• _Exercise task_: Wherever "screenshot" appears in a line, list that line.

★ ★ ★ ★

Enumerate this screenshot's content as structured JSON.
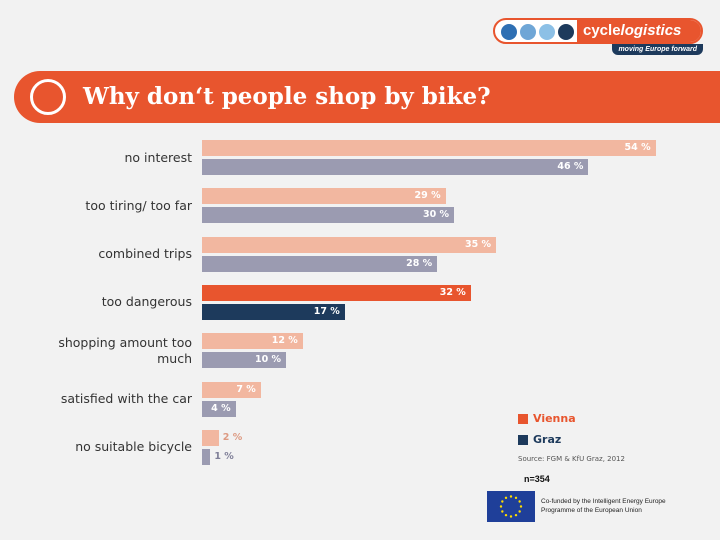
{
  "logo": {
    "brand_prefix": "cycle",
    "brand_suffix": "logistics",
    "tagline": "moving Europe forward",
    "dot_colors": [
      "#2e6fb3",
      "#6fa6d6",
      "#8cc0e6",
      "#1d3a5c"
    ]
  },
  "title": "Why don‘t people shop by bike?",
  "colors": {
    "vienna": "#f2b7a0",
    "graz": "#9b9bb1",
    "vienna_highlight": "#e8552e",
    "graz_highlight": "#1d3a5c",
    "banner": "#e8552e"
  },
  "chart_data": {
    "type": "bar",
    "orientation": "horizontal",
    "categories": [
      "no interest",
      "too tiring/ too far",
      "combined trips",
      "too dangerous",
      "shopping amount too much",
      "satisfied with the car",
      "no suitable bicycle"
    ],
    "series": [
      {
        "name": "Vienna",
        "values": [
          54,
          29,
          35,
          32,
          12,
          7,
          2
        ]
      },
      {
        "name": "Graz",
        "values": [
          46,
          30,
          28,
          17,
          10,
          4,
          1
        ]
      }
    ],
    "value_suffix": " %",
    "highlighted_category": "too dangerous",
    "xlim": [
      0,
      100
    ]
  },
  "category_lines": [
    [
      "no interest"
    ],
    [
      "too tiring/ too far"
    ],
    [
      "combined trips"
    ],
    [
      "too dangerous"
    ],
    [
      "shopping amount too",
      "much"
    ],
    [
      "satisfied with the car"
    ],
    [
      "no suitable bicycle"
    ]
  ],
  "legend": {
    "vienna": "Vienna",
    "graz": "Graz"
  },
  "source": "Source: FGM & KfU Graz, 2012",
  "sample_size": "n=354",
  "footer": {
    "eu_line1": "Co-funded by the Intelligent Energy Europe",
    "eu_line2": "Programme of the European Union"
  }
}
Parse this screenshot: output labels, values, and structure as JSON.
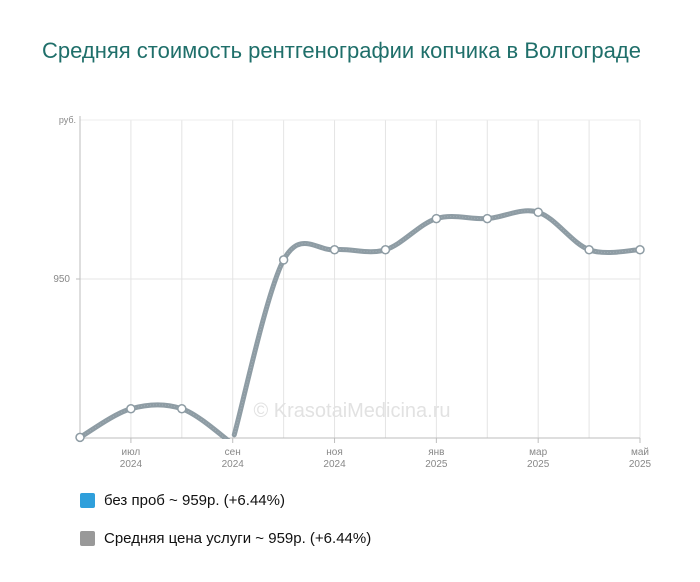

★ ★ ★ ★

• _Written response_:
Enumerate this screenshot's content as structured JSON.
Parse this screenshot: output labels, values, and structure as JSON.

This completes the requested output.